> _Extract_:
=====

I arrived in Kenya this morning, fairly bleary eyed from a long but not uncomfortable journey.   Immigration, for once, was a cinch.   A big smile from the immigration officer (something I’ve never received before), electronic fingerprinting (also new) and a complete inability to find any records of previous visits in the system (some things never change).    He gave up the task of tracing me very swiftly and with a “Karibu Kenya, Mr May, enjoy the Scout camp!”, I was back in Africa.

The journey to the hotel was the usual mixture of Nairobi juxtapositions.   Men in black suits and shiny shoes on their way to work, walking at the side of road.  The car swerving from lane to lane to avoid the potholes.   “Volunteers” at the side of the carriageway, breaking up stone occasionally to fill the said potholes, but really waiting for a handout from the drivers.   Fumes.   Enormous billboards advertising Tusker beer, Nakumatt supermarkets, Safaricom mobile phones.   What was missing was any sign at all of the streetchildren I remember from previous visits.   No-one hassled us.   Perhaps it was too early in the morning.

=====

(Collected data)

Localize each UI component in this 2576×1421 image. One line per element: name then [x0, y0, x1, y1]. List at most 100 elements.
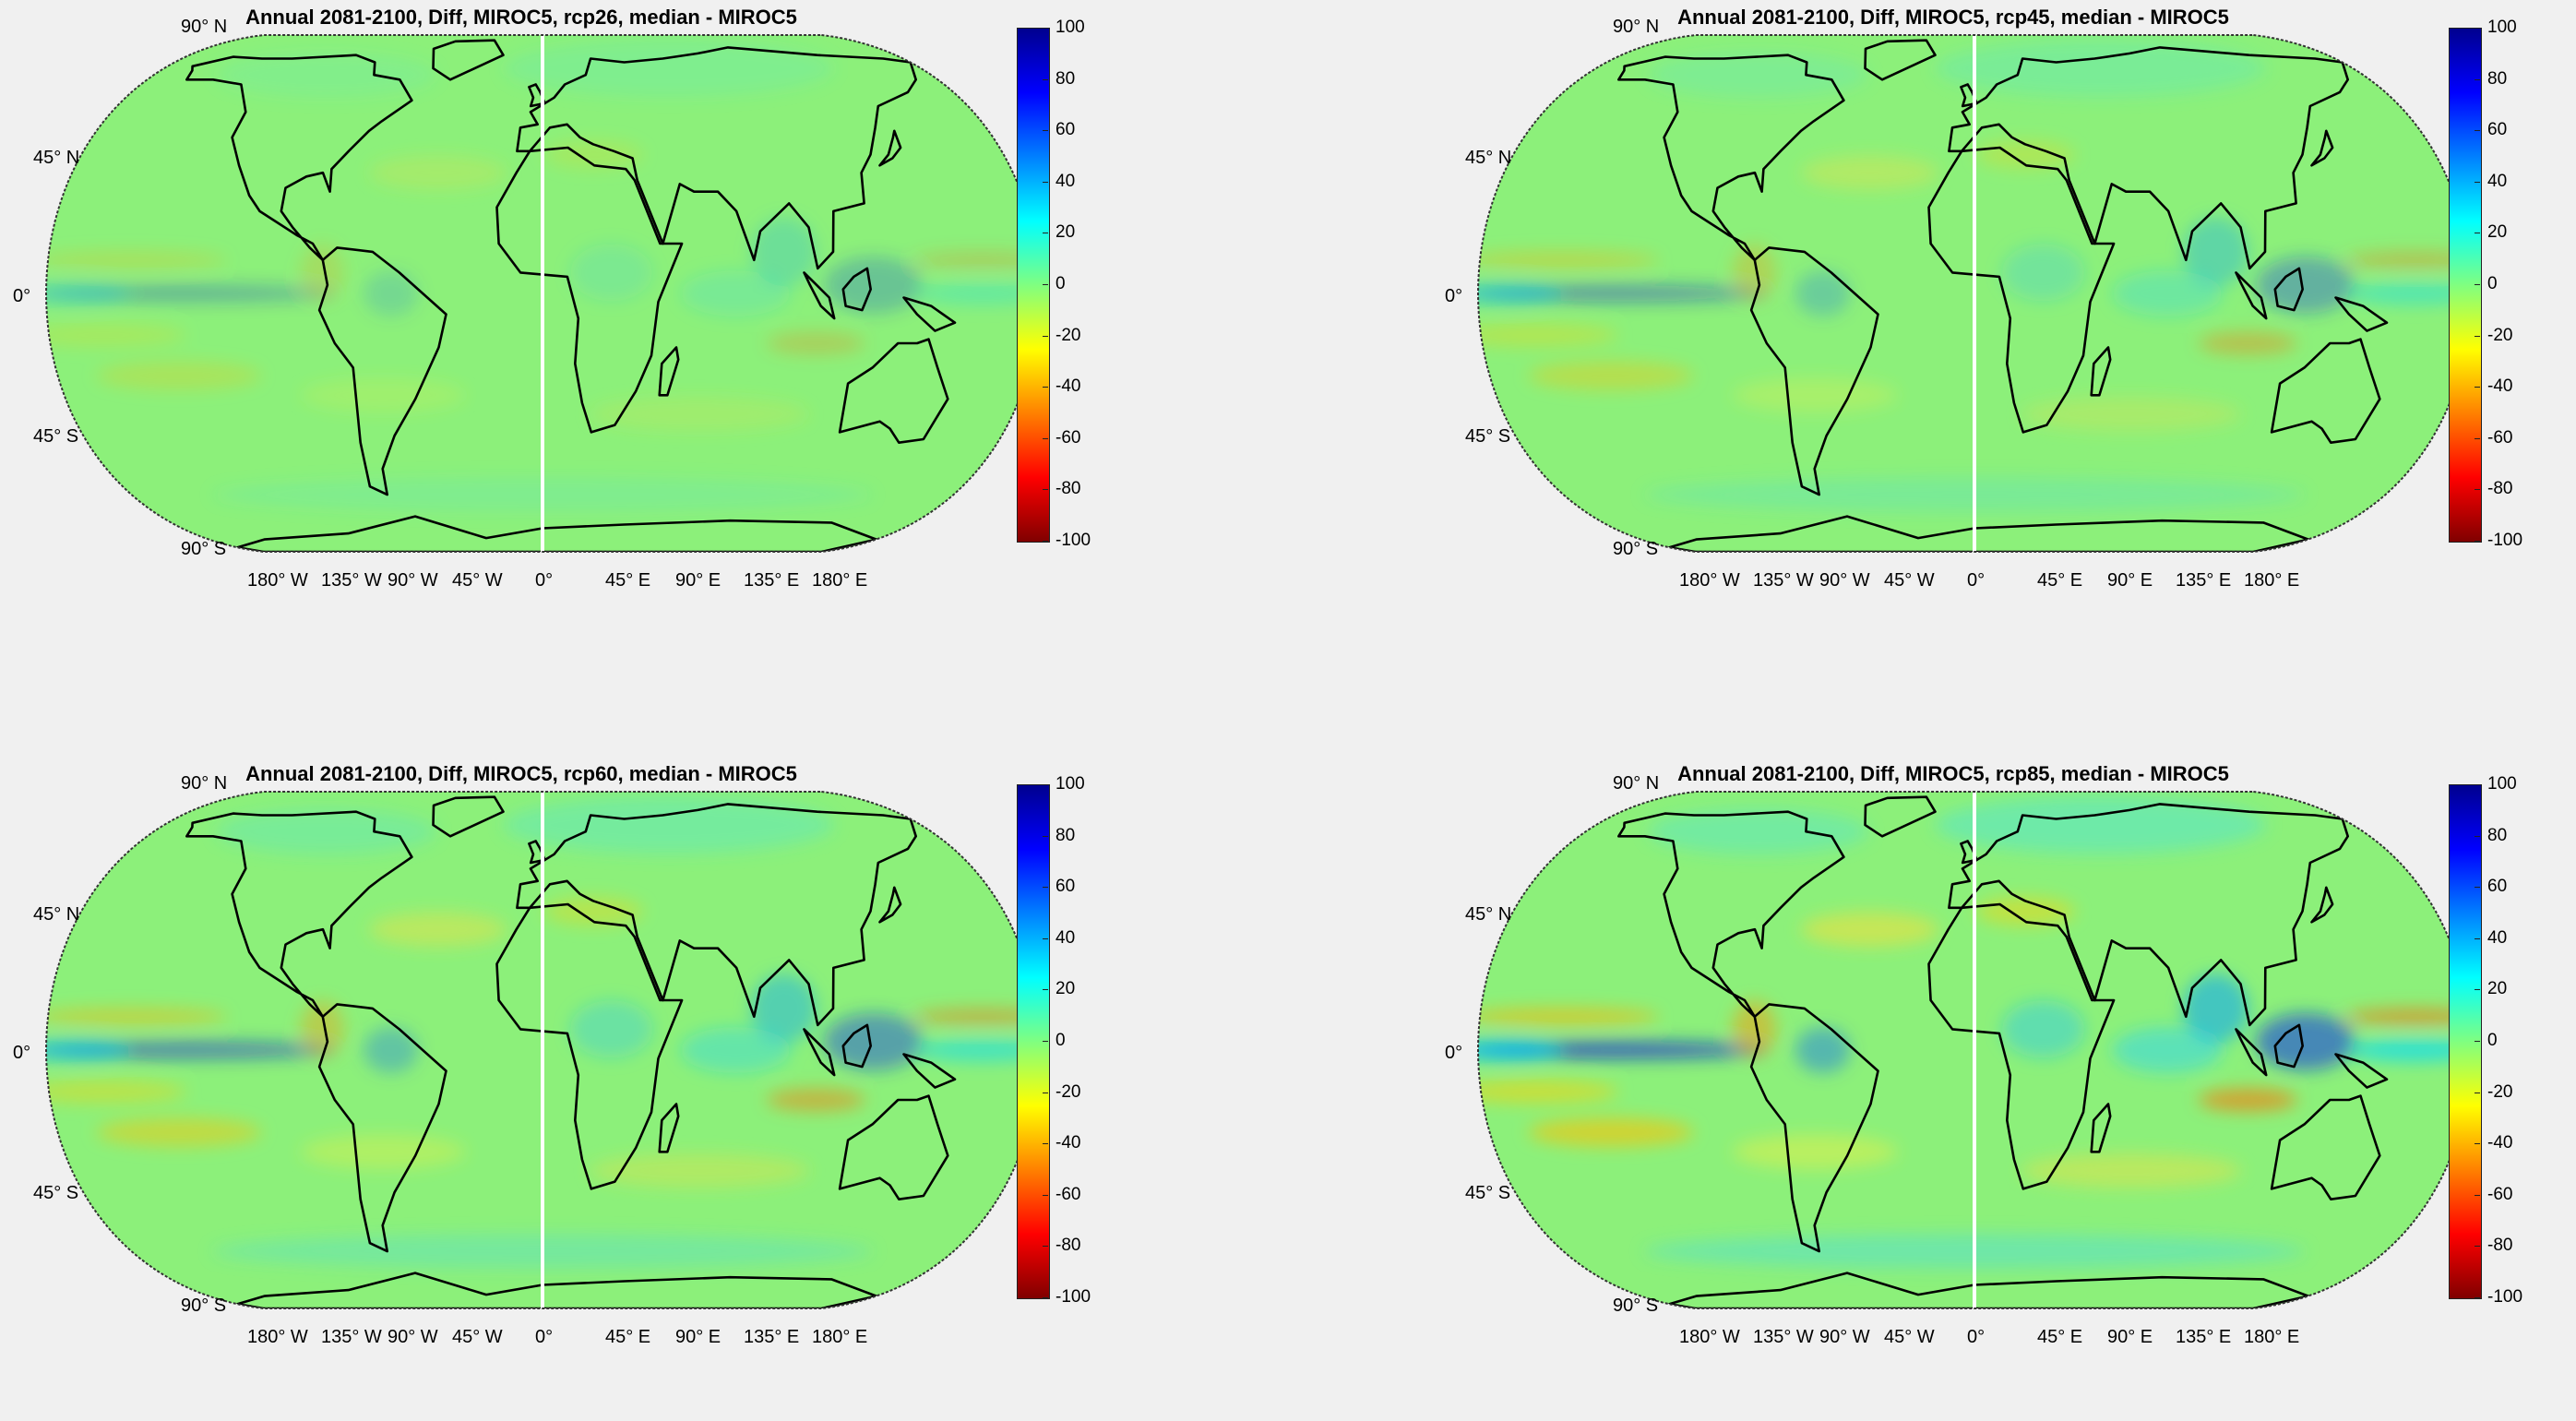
colorbar-tick-label: -100	[2487, 531, 2523, 550]
colorbar-tick-mark	[1043, 130, 1048, 132]
coastline-antarctica	[1668, 515, 2310, 552]
lat-label: 0°	[1445, 286, 1463, 306]
colorbar-tick-label: -80	[2487, 479, 2513, 499]
colorbar-tick-mark	[2475, 1041, 2480, 1042]
colorbar-tick-mark	[1043, 887, 1048, 889]
lon-label: 45° W	[452, 570, 503, 591]
lon-label: 135° W	[321, 1327, 382, 1347]
lon-label: 0°	[535, 1327, 554, 1347]
lon-label: 180° W	[1679, 1327, 1740, 1347]
colorbar-tick-label: 20	[2487, 222, 2508, 243]
map-panel-rcp85: Annual 2081-2100, Diff, MIROC5, rcp85, m…	[1432, 757, 2576, 1421]
colorbar-tick-label: -40	[2487, 376, 2513, 397]
lon-label: 135° W	[1753, 570, 1814, 591]
colorbar-tick-label: 20	[1055, 222, 1076, 243]
colorbar-tick-mark	[1043, 835, 1048, 837]
lon-label: 45° E	[2037, 1327, 2083, 1347]
coastline-north-america	[1617, 810, 1845, 1019]
lon-label: 180° E	[812, 1327, 868, 1347]
lat-label: 45° N	[1465, 148, 1512, 168]
colorbar-tick-label: 0	[2487, 274, 2498, 293]
coastline-greenland	[1864, 795, 1937, 838]
colorbar-tick-mark	[1043, 784, 1048, 785]
lon-label: 180° W	[247, 1327, 308, 1347]
colorbar-tick-mark	[2475, 181, 2480, 183]
lon-label: 90° E	[675, 570, 722, 591]
colorbar	[2449, 28, 2482, 543]
lon-label: 90° W	[388, 1327, 438, 1347]
colorbar-tick-label: 100	[2487, 774, 2517, 794]
coastline-japan	[2310, 886, 2334, 924]
coastline-europe-asia	[1948, 803, 2349, 1027]
coastline-europe-asia	[516, 46, 917, 270]
colorbar-tick-label: -20	[2487, 1081, 2513, 1102]
colorbar-tick-mark	[2475, 28, 2480, 29]
colorbar-tick-label: -60	[2487, 427, 2513, 448]
world-map	[1476, 34, 2473, 553]
longitude-axis: 180° W 135° W 90° W 45° W 0° 45° E 90° E 135° E…	[1432, 570, 2539, 598]
lat-label: 45° N	[1465, 904, 1512, 925]
colorbar-tick-mark	[2475, 937, 2480, 939]
coastline-sumatra	[2235, 271, 2268, 320]
coastline-japan	[878, 129, 902, 167]
colorbar-tick-mark	[1043, 1041, 1048, 1042]
colorbar-tick-label: -100	[2487, 1287, 2523, 1307]
colorbar-tick-mark	[1043, 387, 1048, 388]
coastline-japan	[2310, 129, 2334, 167]
lon-label: 90° W	[1819, 1327, 1870, 1347]
colorbar	[1017, 28, 1050, 543]
coastline-australia	[838, 1094, 949, 1200]
panel-title: Annual 2081-2100, Diff, MIROC5, rcp60, m…	[245, 762, 797, 785]
coastline-europe-asia	[516, 803, 917, 1027]
longitude-axis: 180° W 135° W 90° W 45° W 0° 45° E 90° E 135° E…	[0, 1327, 1107, 1355]
colorbar-tick-label: -100	[1055, 1287, 1091, 1307]
colorbar	[1017, 784, 1050, 1299]
coastline-africa	[495, 902, 684, 1190]
lon-label: 0°	[535, 570, 554, 591]
coastline-sumatra	[803, 271, 836, 320]
colorbar-tick-mark	[2475, 1143, 2480, 1145]
coastline-borneo	[841, 1023, 872, 1069]
coastline-borneo	[2273, 267, 2304, 312]
colorbar-tick-label: -20	[1055, 325, 1081, 345]
lat-label: 45° S	[1465, 1183, 1511, 1203]
lon-label: 180° E	[812, 570, 868, 591]
colorbar-tick-mark	[1043, 28, 1048, 29]
coastline-africa	[1927, 146, 2116, 434]
colorbar-tick-mark	[2475, 835, 2480, 837]
colorbar-tick-label: 80	[1055, 825, 1076, 845]
colorbar-tick-mark	[1043, 989, 1048, 991]
lat-label: 45° S	[33, 426, 79, 447]
lat-label: 90° S	[181, 539, 227, 559]
coastline-greenland	[1864, 39, 1937, 81]
colorbar-tick-label: -60	[1055, 427, 1081, 448]
lon-label: 90° E	[2107, 1327, 2153, 1347]
colorbar-tick-mark	[1043, 1143, 1048, 1145]
coastline-australia	[2270, 1094, 2381, 1200]
colorbar-tick-mark	[2475, 284, 2480, 285]
lon-label: 45° W	[1884, 1327, 1935, 1347]
lon-label: 135° E	[2176, 570, 2232, 591]
colorbar-tick-mark	[2475, 1194, 2480, 1196]
colorbar-tick-mark	[2475, 887, 2480, 889]
coastline-new-guinea	[902, 1053, 957, 1089]
coastline-uk	[528, 83, 546, 108]
coastline-africa	[495, 146, 684, 434]
colorbar-tick-mark	[1043, 335, 1048, 337]
colorbar-tick-label: 100	[1055, 774, 1085, 794]
lon-label: 135° W	[1753, 1327, 1814, 1347]
coastline-uk	[528, 840, 546, 865]
lat-label: 90° N	[181, 17, 228, 37]
coastline-new-guinea	[2334, 1053, 2389, 1089]
lon-label: 90° E	[2107, 570, 2153, 591]
colorbar-tick-mark	[2475, 437, 2480, 439]
lon-label: 180° E	[2244, 1327, 2300, 1347]
colorbar-tick-mark	[1043, 541, 1048, 542]
lon-label: 180° W	[1679, 570, 1740, 591]
colorbar-tick-mark	[1043, 489, 1048, 491]
coastline-antarctica	[236, 1272, 878, 1308]
lon-label: 180° W	[247, 570, 308, 591]
colorbar-tick-label: 20	[1055, 979, 1076, 999]
lon-label: 135° E	[2176, 1327, 2232, 1347]
map-boundary	[1476, 34, 2473, 553]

=====

> _The tasks_:
1. Do these statements agree with the account of arriving in Kenya? Answer yes or no for each, quoting the deciding words. (a) The immigration officer found records of the writer's earlier visits. (b) On the way to the hotel, the writer saw billboards advertising Safaricom mobile phones. (c) Street children approached the car during the drive.
2. Carry on the account of arriving in Kenya from its last sentence.

> _Final answers_:
1.
(a) No: "a complete inability to find any records of previous visits in the system"
(b) Yes: "Enormous billboards advertising Tusker beer, Nakumatt supermarkets, Safaricom mobile phones."
(c) No: "What was missing was any sign at all of the streetchildren I remember from previous visits."

2.
At the hotel, the 680 in central Nairobi, I met up with Anne Whiteford, John Naismith of the World Scout Bureau and World Scout Committee and Ross Maloney, leader of the British Contingent.   They were attending a press conference.   I showered, joined the end of the conference and then spent the day with the Brits, sightseeing.  Three places I had never visited before:   Karen Blixon’s house (now a museum, with a particularly quirky guided tour…   “Here is a clock, original; here is a table, reproduction; here is the kitchen sink, original…”);  A bead making factory, providing employment for single mums (and selling on at inflated prices to western tourists); The Giraffe Centre (where I was able to feed a giraffe and scratch its nose.)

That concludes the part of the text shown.